** Begin **
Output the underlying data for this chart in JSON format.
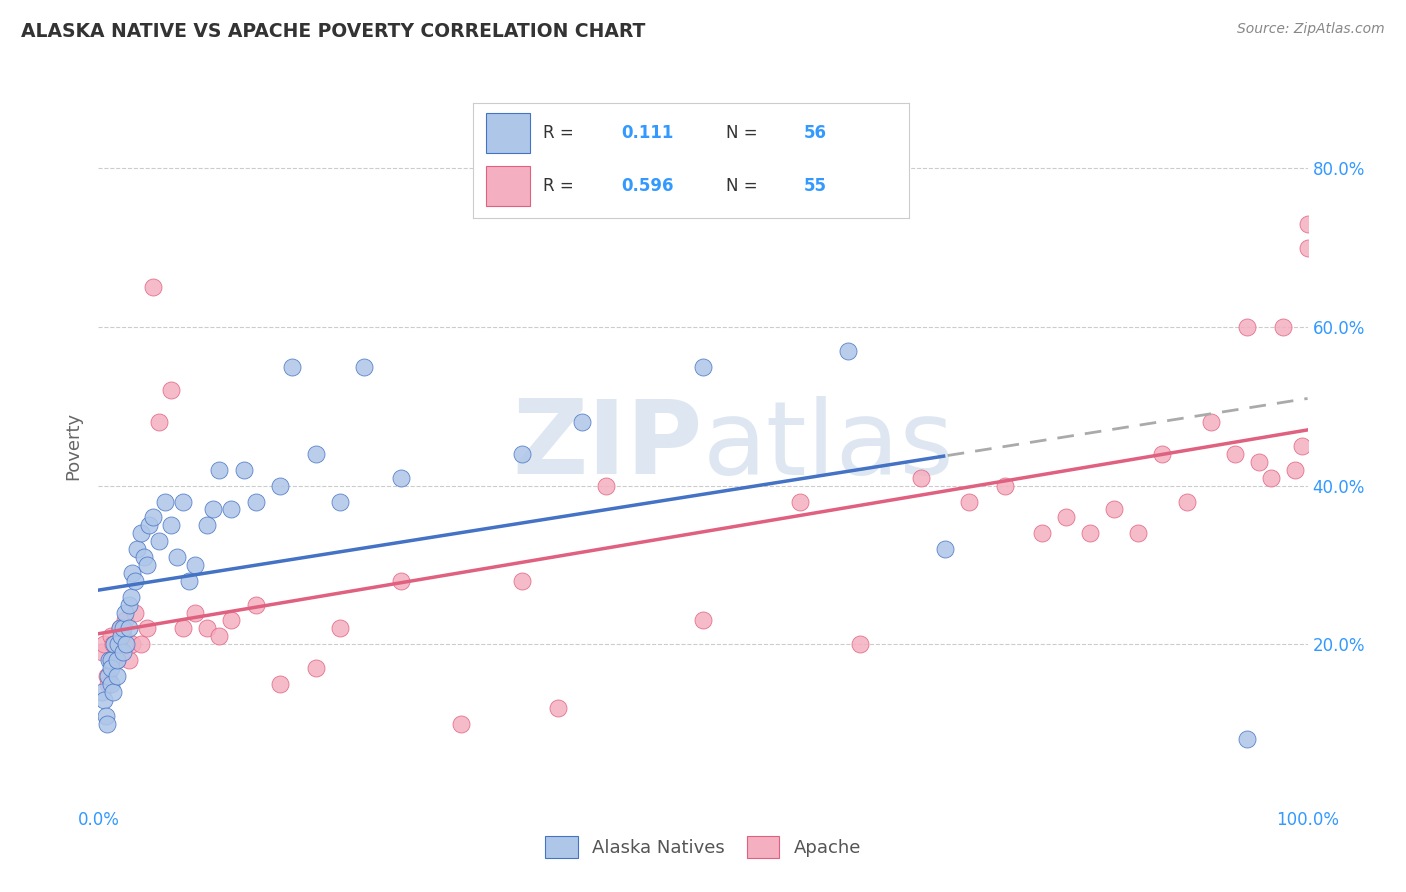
{
  "title": "ALASKA NATIVE VS APACHE POVERTY CORRELATION CHART",
  "source": "Source: ZipAtlas.com",
  "ylabel": "Poverty",
  "xlim": [
    0.0,
    1.0
  ],
  "ylim": [
    0.0,
    0.9
  ],
  "xtick_vals": [
    0.0,
    0.2,
    0.4,
    0.6,
    0.8,
    1.0
  ],
  "xtick_labels": [
    "0.0%",
    "",
    "",
    "",
    "",
    "100.0%"
  ],
  "ytick_vals": [
    0.2,
    0.4,
    0.6,
    0.8
  ],
  "ytick_labels": [
    "20.0%",
    "40.0%",
    "60.0%",
    "80.0%"
  ],
  "legend_r1": "0.111",
  "legend_n1": "56",
  "legend_r2": "0.596",
  "legend_n2": "55",
  "color_alaska": "#aec6e8",
  "color_apache": "#f4afc0",
  "line_alaska": "#4472c4",
  "line_apache": "#e06080",
  "watermark_color": "#c8d8e8",
  "alaska_x": [
    0.003,
    0.005,
    0.006,
    0.007,
    0.008,
    0.009,
    0.01,
    0.01,
    0.01,
    0.012,
    0.013,
    0.015,
    0.015,
    0.016,
    0.018,
    0.019,
    0.02,
    0.02,
    0.022,
    0.023,
    0.025,
    0.025,
    0.027,
    0.028,
    0.03,
    0.032,
    0.035,
    0.038,
    0.04,
    0.042,
    0.045,
    0.05,
    0.055,
    0.06,
    0.065,
    0.07,
    0.075,
    0.08,
    0.09,
    0.095,
    0.1,
    0.11,
    0.12,
    0.13,
    0.15,
    0.16,
    0.18,
    0.2,
    0.22,
    0.25,
    0.35,
    0.4,
    0.5,
    0.62,
    0.7,
    0.95
  ],
  "alaska_y": [
    0.14,
    0.13,
    0.11,
    0.1,
    0.16,
    0.18,
    0.15,
    0.18,
    0.17,
    0.14,
    0.2,
    0.16,
    0.18,
    0.2,
    0.22,
    0.21,
    0.22,
    0.19,
    0.24,
    0.2,
    0.22,
    0.25,
    0.26,
    0.29,
    0.28,
    0.32,
    0.34,
    0.31,
    0.3,
    0.35,
    0.36,
    0.33,
    0.38,
    0.35,
    0.31,
    0.38,
    0.28,
    0.3,
    0.35,
    0.37,
    0.42,
    0.37,
    0.42,
    0.38,
    0.4,
    0.55,
    0.44,
    0.38,
    0.55,
    0.41,
    0.44,
    0.48,
    0.55,
    0.57,
    0.32,
    0.08
  ],
  "apache_x": [
    0.003,
    0.005,
    0.007,
    0.008,
    0.01,
    0.012,
    0.015,
    0.018,
    0.02,
    0.022,
    0.025,
    0.028,
    0.03,
    0.035,
    0.04,
    0.045,
    0.05,
    0.06,
    0.07,
    0.08,
    0.09,
    0.1,
    0.11,
    0.13,
    0.15,
    0.18,
    0.2,
    0.25,
    0.3,
    0.35,
    0.38,
    0.42,
    0.5,
    0.58,
    0.63,
    0.68,
    0.72,
    0.75,
    0.78,
    0.8,
    0.82,
    0.84,
    0.86,
    0.88,
    0.9,
    0.92,
    0.94,
    0.95,
    0.96,
    0.97,
    0.98,
    0.99,
    0.995,
    1.0,
    1.0
  ],
  "apache_y": [
    0.19,
    0.2,
    0.16,
    0.15,
    0.21,
    0.2,
    0.18,
    0.22,
    0.21,
    0.23,
    0.18,
    0.2,
    0.24,
    0.2,
    0.22,
    0.65,
    0.48,
    0.52,
    0.22,
    0.24,
    0.22,
    0.21,
    0.23,
    0.25,
    0.15,
    0.17,
    0.22,
    0.28,
    0.1,
    0.28,
    0.12,
    0.4,
    0.23,
    0.38,
    0.2,
    0.41,
    0.38,
    0.4,
    0.34,
    0.36,
    0.34,
    0.37,
    0.34,
    0.44,
    0.38,
    0.48,
    0.44,
    0.6,
    0.43,
    0.41,
    0.6,
    0.42,
    0.45,
    0.73,
    0.7
  ]
}
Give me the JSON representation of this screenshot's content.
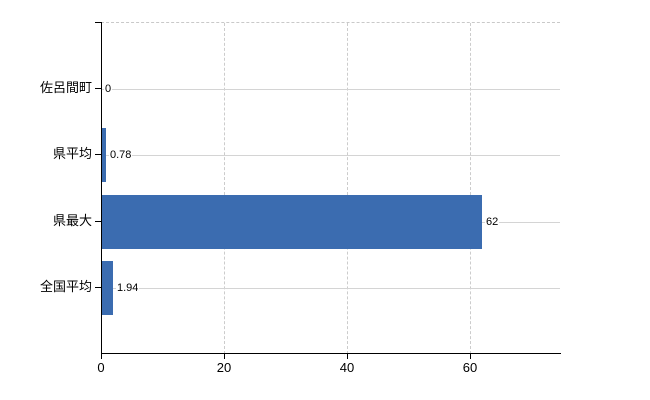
{
  "chart_data": {
    "type": "bar",
    "orientation": "horizontal",
    "title": "",
    "categories": [
      "佐呂間町",
      "県平均",
      "県最大",
      "全国平均"
    ],
    "values": [
      0,
      0.78,
      62,
      1.94
    ],
    "value_labels": [
      "0",
      "0.78",
      "62",
      "1.94"
    ],
    "x_ticks": [
      0,
      20,
      40,
      60
    ],
    "x_tick_labels": [
      "0",
      "20",
      "40",
      "60"
    ],
    "xlim": [
      0,
      74.6
    ],
    "grid": true,
    "legend": false,
    "bar_color": "#3b6cb0",
    "axis_color": "#000000",
    "vertical_gridline_color": "#cccccc",
    "horizontal_gridline_color": "#d4d4d4",
    "background_color": "#ffffff"
  }
}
** End **
YOUR INSTRUCTIONS →
Restate word for word only the lines from the one with "Give me the" through the last line of the material, both included. Any picture should be left out.

TASK RESPONSE →
Give me the JSON representation of this screenshot's content.
{
  "chart_data": {
    "type": "bar",
    "orientation": "horizontal",
    "title": "",
    "categories": [
      "佐呂間町",
      "県平均",
      "県最大",
      "全国平均"
    ],
    "values": [
      0,
      0.78,
      62,
      1.94
    ],
    "value_labels": [
      "0",
      "0.78",
      "62",
      "1.94"
    ],
    "x_ticks": [
      0,
      20,
      40,
      60
    ],
    "x_tick_labels": [
      "0",
      "20",
      "40",
      "60"
    ],
    "xlim": [
      0,
      74.6
    ],
    "grid": true,
    "legend": false,
    "bar_color": "#3b6cb0",
    "axis_color": "#000000",
    "vertical_gridline_color": "#cccccc",
    "horizontal_gridline_color": "#d4d4d4",
    "background_color": "#ffffff"
  }
}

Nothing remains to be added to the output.